| DIRECTIONS FOR THIS TASK |
Without the pictures, copy all the entries below exactly.

| PROVIDED MATERIAL |
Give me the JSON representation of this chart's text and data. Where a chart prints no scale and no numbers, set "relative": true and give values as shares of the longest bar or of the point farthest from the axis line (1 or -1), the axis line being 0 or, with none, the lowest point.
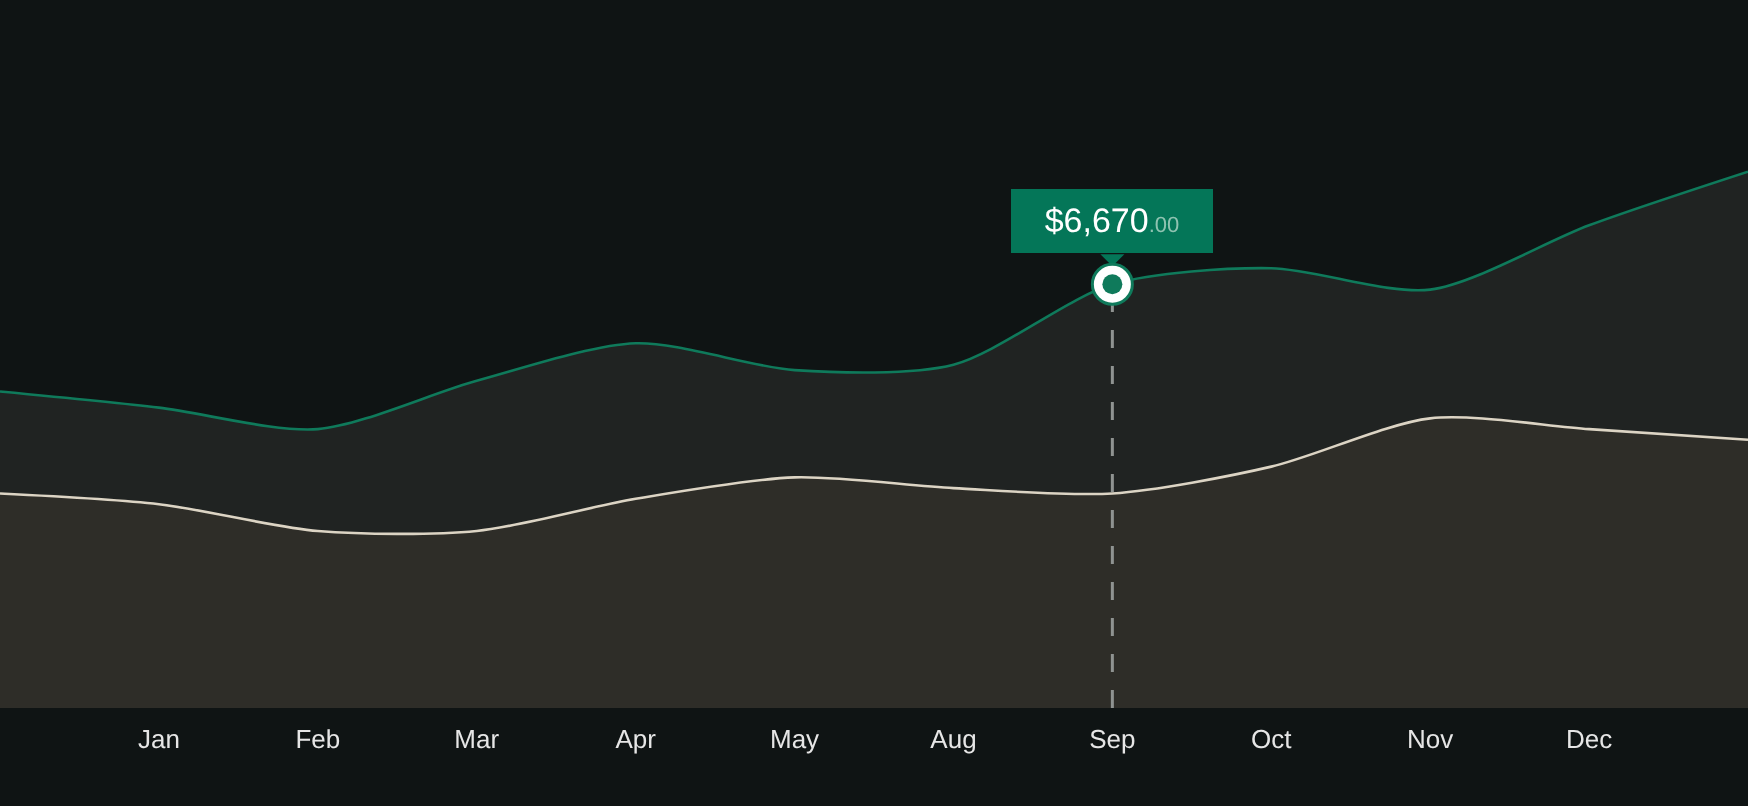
{
  "chart_data": {
    "type": "area",
    "relative": true,
    "categories": [
      null,
      "Jan",
      "Feb",
      "Mar",
      "Apr",
      "May",
      "Aug",
      "Sep",
      "Oct",
      "Nov",
      "Dec",
      null
    ],
    "series": [
      {
        "color": "#0f7a5b",
        "values": [
          0.59,
          0.56,
          0.52,
          0.61,
          0.68,
          0.63,
          0.64,
          0.79,
          0.82,
          0.78,
          0.9,
          1.0
        ]
      },
      {
        "color": "#dcd4c4",
        "values": [
          0.4,
          0.38,
          0.33,
          0.33,
          0.39,
          0.43,
          0.41,
          0.4,
          0.45,
          0.54,
          0.52,
          0.5
        ]
      }
    ],
    "annotations": [
      {
        "text": "$6,670.00",
        "x": "Sep",
        "y": 0.79
      }
    ],
    "ref_lines": [
      {
        "axis": "x",
        "value": "Sep",
        "color": "#8f9391",
        "line_style": "dashed"
      }
    ],
    "tick_labels": "x"
  }
}
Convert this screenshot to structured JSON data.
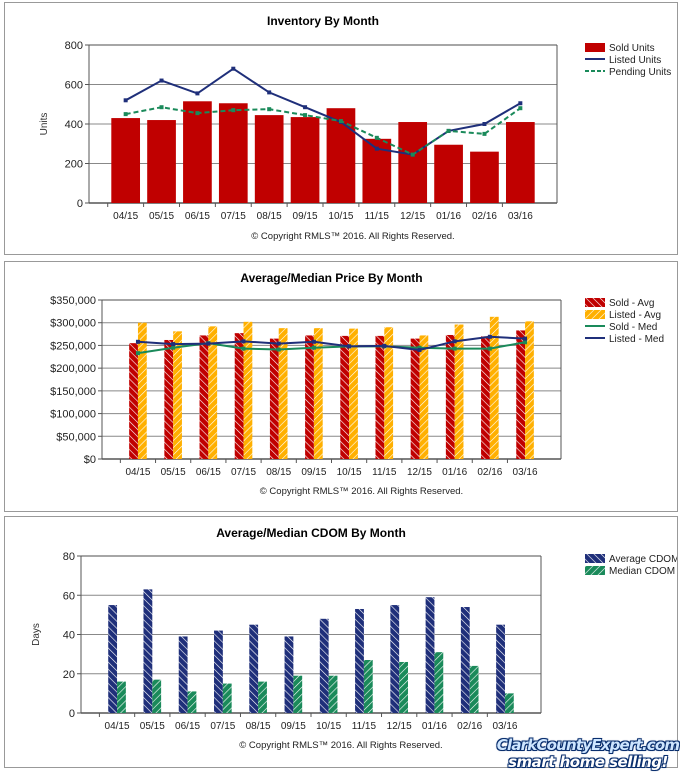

| SOLUTION |
Give me the JSON representation of this chart's text and data. Where a chart prints no scale and no numbers, set "relative": true and give values as shares of the longest bar or of the point farthest from the axis line (1 or -1), the axis line being 0 or, with none, the lowest point.
{
  "chart_data": {
    "type": "area",
    "relative": true,
    "categories": [
      null,
      "Jan",
      "Feb",
      "Mar",
      "Apr",
      "May",
      "Aug",
      "Sep",
      "Oct",
      "Nov",
      "Dec",
      null
    ],
    "series": [
      {
        "color": "#0f7a5b",
        "values": [
          0.59,
          0.56,
          0.52,
          0.61,
          0.68,
          0.63,
          0.64,
          0.79,
          0.82,
          0.78,
          0.9,
          1.0
        ]
      },
      {
        "color": "#dcd4c4",
        "values": [
          0.4,
          0.38,
          0.33,
          0.33,
          0.39,
          0.43,
          0.41,
          0.4,
          0.45,
          0.54,
          0.52,
          0.5
        ]
      }
    ],
    "annotations": [
      {
        "text": "$6,670.00",
        "x": "Sep",
        "y": 0.79
      }
    ],
    "ref_lines": [
      {
        "axis": "x",
        "value": "Sep",
        "color": "#8f9391",
        "line_style": "dashed"
      }
    ],
    "tick_labels": "x"
  }
}
Convert this screenshot to structured JSON data.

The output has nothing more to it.